Excerpted data
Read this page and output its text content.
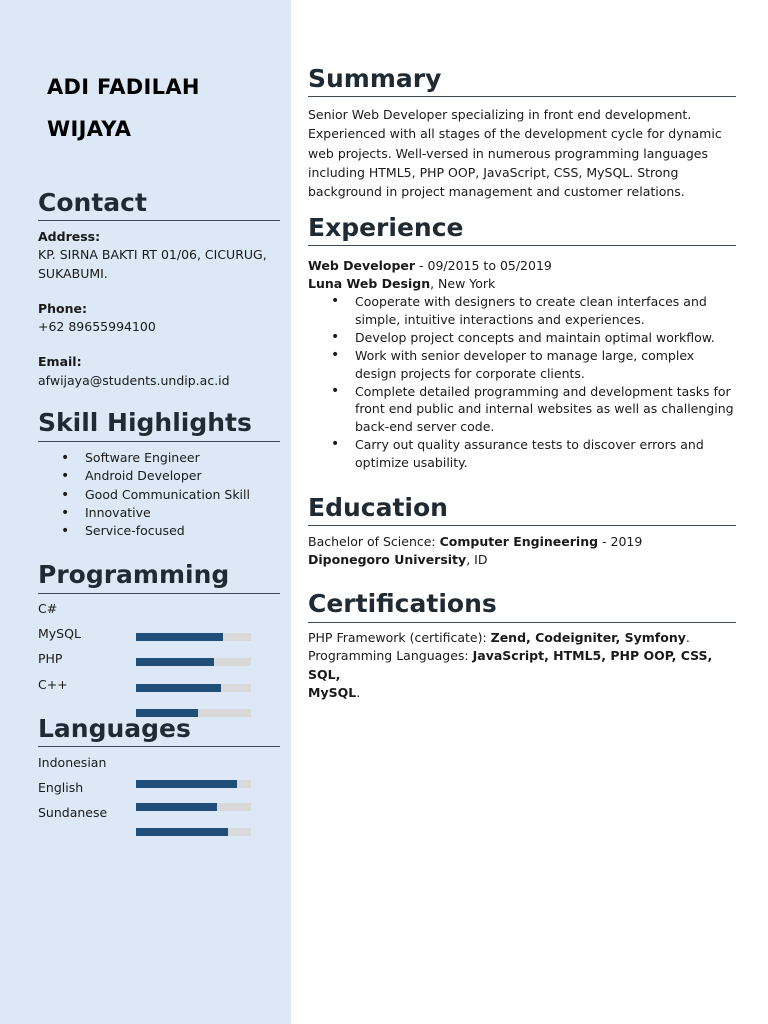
ADI FADILAH
WIJAYA
Contact
Address:
KP. SIRNA BAKTI RT 01/06, CICURUG,
SUKABUMI.
Phone:
+62 89655994100
Email:
afwijaya@students.undip.ac.id
Skill Highlights
• Software Engineer
• Android Developer
• Good Communication Skill
• Innovative
• Service-focused
Programming
C#
MySQL
PHP
C++
Languages
Indonesian
English
Sundanese
Summary
Senior Web Developer specializing in front end development.
Experienced with all stages of the development cycle for dynamic
web projects. Well-versed in numerous programming languages
including HTML5, PHP OOP, JavaScript, CSS, MySQL. Strong
background in project management and customer relations.
Experience
Web Developer - 09/2015 to 05/2019
Luna Web Design, New York
• Cooperate with designers to create clean interfaces and
simple, intuitive interactions and experiences.
• Develop project concepts and maintain optimal workflow.
• Work with senior developer to manage large, complex
design projects for corporate clients.
• Complete detailed programming and development tasks for
front end public and internal websites as well as challenging
back-end server code.
• Carry out quality assurance tests to discover errors and
optimize usability.
Education
Bachelor of Science: Computer Engineering - 2019
Diponegoro University, ID
Certifications
PHP Framework (certificate): Zend, Codeigniter, Symfony.
Programming Languages: JavaScript, HTML5, PHP OOP, CSS, SQL,
MySQL.
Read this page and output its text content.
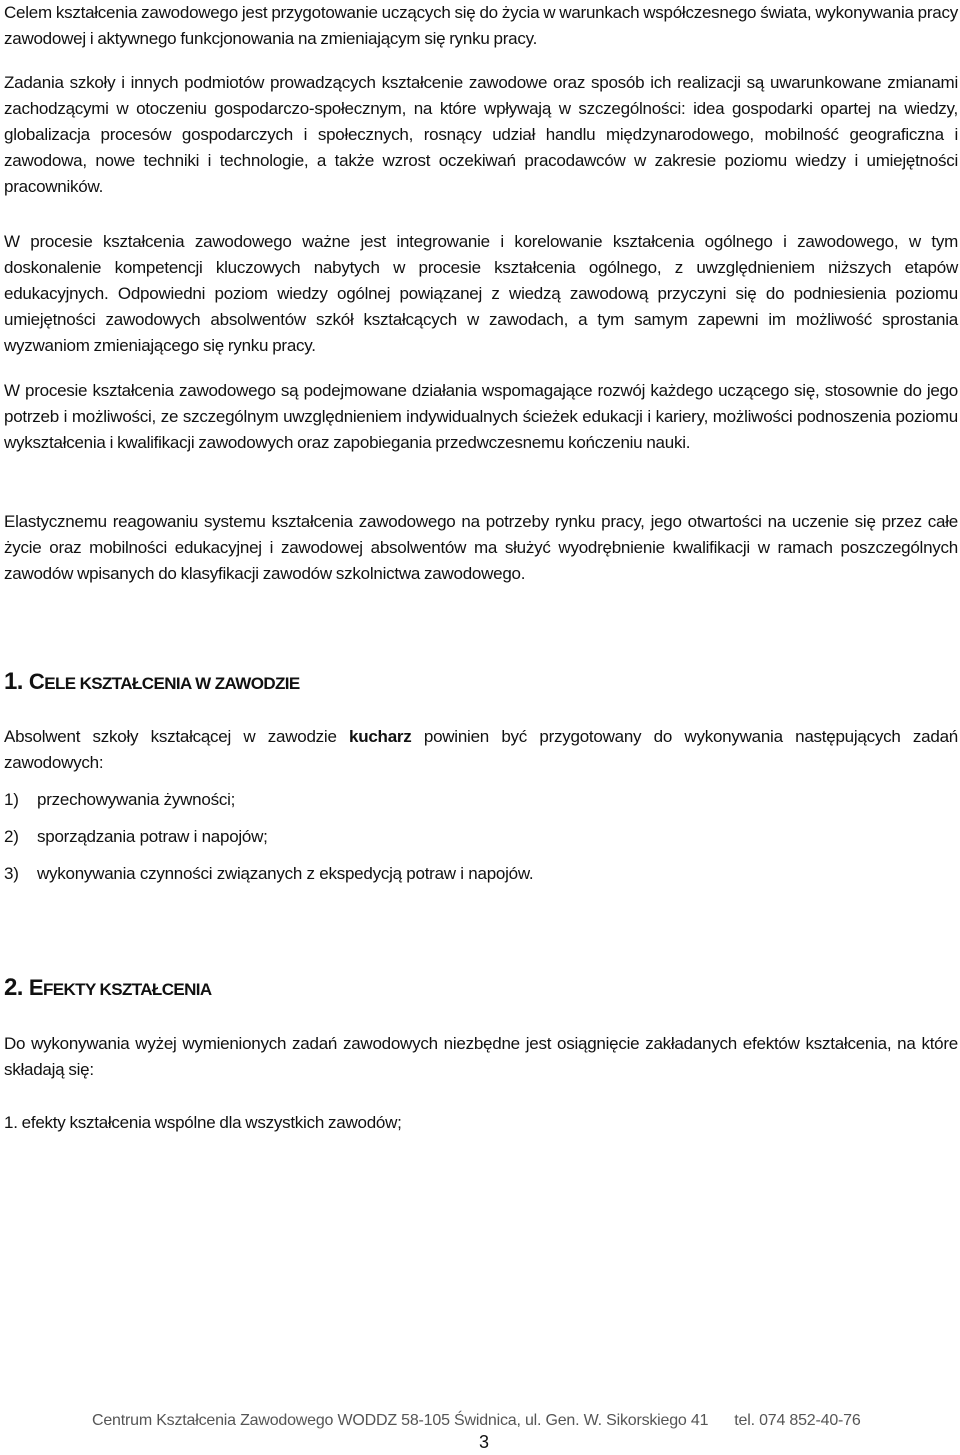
Celem kształcenia zawodowego jest przygotowanie uczących się do życia w warunkach współczesnego świata, wykonywania pracy zawodowej i aktywnego funkcjonowania na zmieniającym się rynku pracy.

Zadania szkoły i innych podmiotów prowadzących kształcenie zawodowe oraz sposób ich realizacji są uwarunkowane zmianami zachodzącymi w otoczeniu gospodarczo-społecznym, na które wpływają w szczególności: idea gospodarki opartej na wiedzy, globalizacja procesów gospodarczych i społecznych, rosnący udział handlu międzynarodowego, mobilność geograficzna i zawodowa, nowe techniki i technologie, a także wzrost oczekiwań pracodawców w zakresie poziomu wiedzy i umiejętności pracowników.

W procesie kształcenia zawodowego ważne jest integrowanie i korelowanie kształcenia ogólnego i zawodowego, w tym doskonalenie kompetencji kluczowych nabytych w procesie kształcenia ogólnego, z uwzględnieniem niższych etapów edukacyjnych. Odpowiedni poziom wiedzy ogólnej powiązanej z wiedzą zawodową przyczyni się do podniesienia poziomu umiejętności zawodowych absolwentów szkół kształcących w zawodach, a tym samym zapewni im możliwość sprostania wyzwaniom zmieniającego się rynku pracy.

W procesie kształcenia zawodowego są podejmowane działania wspomagające rozwój każdego uczącego się, stosownie do jego potrzeb i możliwości, ze szczególnym uwzględnieniem indywidualnych ścieżek edukacji i kariery, możliwości podnoszenia poziomu wykształcenia i kwalifikacji zawodowych oraz zapobiegania przedwczesnemu kończeniu nauki.

Elastycznemu reagowaniu systemu kształcenia zawodowego na potrzeby rynku pracy, jego otwartości na uczenie się przez całe życie oraz mobilności edukacyjnej i zawodowej absolwentów ma służyć wyodrębnienie kwalifikacji w ramach poszczególnych zawodów wpisanych do klasyfikacji zawodów szkolnictwa zawodowego.

1. CELE KSZTAŁCENIA W ZAWODZIE

Absolwent szkoły kształcącej w zawodzie kucharz powinien być przygotowany do wykonywania następujących zadań zawodowych:

1) przechowywania żywności;

2) sporządzania potraw i napojów;

3) wykonywania czynności związanych z ekspedycją potraw i napojów.

2. EFEKTY KSZTAŁCENIA

Do wykonywania wyżej wymienionych zadań zawodowych niezbędne jest osiągnięcie zakładanych efektów kształcenia, na które składają się:

1. efekty kształcenia wspólne dla wszystkich zawodów;

Centrum Kształcenia Zawodowego WODDZ 58-105 Świdnica, ul. Gen. W. Sikorskiego 41 tel. 074 852-40-76
3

Written task
All of the records above must be copied exactly, except for the pictures.

Expected answer
Read this page and output its text content.
ADI FADILAH
WIJAYA
Contact
Address:
KP. SIRNA BAKTI RT 01/06, CICURUG,
SUKABUMI.
Phone:
+62 89655994100
Email:
afwijaya@students.undip.ac.id
Skill Highlights
• Software Engineer
• Android Developer
• Good Communication Skill
• Innovative
• Service-focused
Programming
C#
MySQL
PHP
C++
Languages
Indonesian
English
Sundanese
Summary
Senior Web Developer specializing in front end development.
Experienced with all stages of the development cycle for dynamic
web projects. Well-versed in numerous programming languages
including HTML5, PHP OOP, JavaScript, CSS, MySQL. Strong
background in project management and customer relations.
Experience
Web Developer - 09/2015 to 05/2019
Luna Web Design, New York
• Cooperate with designers to create clean interfaces and
simple, intuitive interactions and experiences.
• Develop project concepts and maintain optimal workflow.
• Work with senior developer to manage large, complex
design projects for corporate clients.
• Complete detailed programming and development tasks for
front end public and internal websites as well as challenging
back-end server code.
• Carry out quality assurance tests to discover errors and
optimize usability.
Education
Bachelor of Science: Computer Engineering - 2019
Diponegoro University, ID
Certifications
PHP Framework (certificate): Zend, Codeigniter, Symfony.
Programming Languages: JavaScript, HTML5, PHP OOP, CSS, SQL,
MySQL.
Read this page and output its text content.
Celem kształcenia zawodowego jest przygotowanie uczących się do życia w warunkach współczesnego świata, wykonywania pracy zawodowej i aktywnego funkcjonowania na zmieniającym się rynku pracy.

Zadania szkoły i innych podmiotów prowadzących kształcenie zawodowe oraz sposób ich realizacji są uwarunkowane zmianami zachodzącymi w otoczeniu gospodarczo-społecznym, na które wpływają w szczególności: idea gospodarki opartej na wiedzy, globalizacja procesów gospodarczych i społecznych, rosnący udział handlu międzynarodowego, mobilność geograficzna i zawodowa, nowe techniki i technologie, a także wzrost oczekiwań pracodawców w zakresie poziomu wiedzy i umiejętności pracowników.

W procesie kształcenia zawodowego ważne jest integrowanie i korelowanie kształcenia ogólnego i zawodowego, w tym doskonalenie kompetencji kluczowych nabytych w procesie kształcenia ogólnego, z uwzględnieniem niższych etapów edukacyjnych. Odpowiedni poziom wiedzy ogólnej powiązanej z wiedzą zawodową przyczyni się do podniesienia poziomu umiejętności zawodowych absolwentów szkół kształcących w zawodach, a tym samym zapewni im możliwość sprostania wyzwaniom zmieniającego się rynku pracy.

W procesie kształcenia zawodowego są podejmowane działania wspomagające rozwój każdego uczącego się, stosownie do jego potrzeb i możliwości, ze szczególnym uwzględnieniem indywidualnych ścieżek edukacji i kariery, możliwości podnoszenia poziomu wykształcenia i kwalifikacji zawodowych oraz zapobiegania przedwczesnemu kończeniu nauki.

Elastycznemu reagowaniu systemu kształcenia zawodowego na potrzeby rynku pracy, jego otwartości na uczenie się przez całe życie oraz mobilności edukacyjnej i zawodowej absolwentów ma służyć wyodrębnienie kwalifikacji w ramach poszczególnych zawodów wpisanych do klasyfikacji zawodów szkolnictwa zawodowego.

1. CELE KSZTAŁCENIA W ZAWODZIE

Absolwent szkoły kształcącej w zawodzie kucharz powinien być przygotowany do wykonywania następujących zadań zawodowych:

1) przechowywania żywności;

2) sporządzania potraw i napojów;

3) wykonywania czynności związanych z ekspedycją potraw i napojów.

2. EFEKTY KSZTAŁCENIA

Do wykonywania wyżej wymienionych zadań zawodowych niezbędne jest osiągnięcie zakładanych efektów kształcenia, na które składają się:

1. efekty kształcenia wspólne dla wszystkich zawodów;

Centrum Kształcenia Zawodowego WODDZ 58-105 Świdnica, ul. Gen. W. Sikorskiego 41 tel. 074 852-40-76
3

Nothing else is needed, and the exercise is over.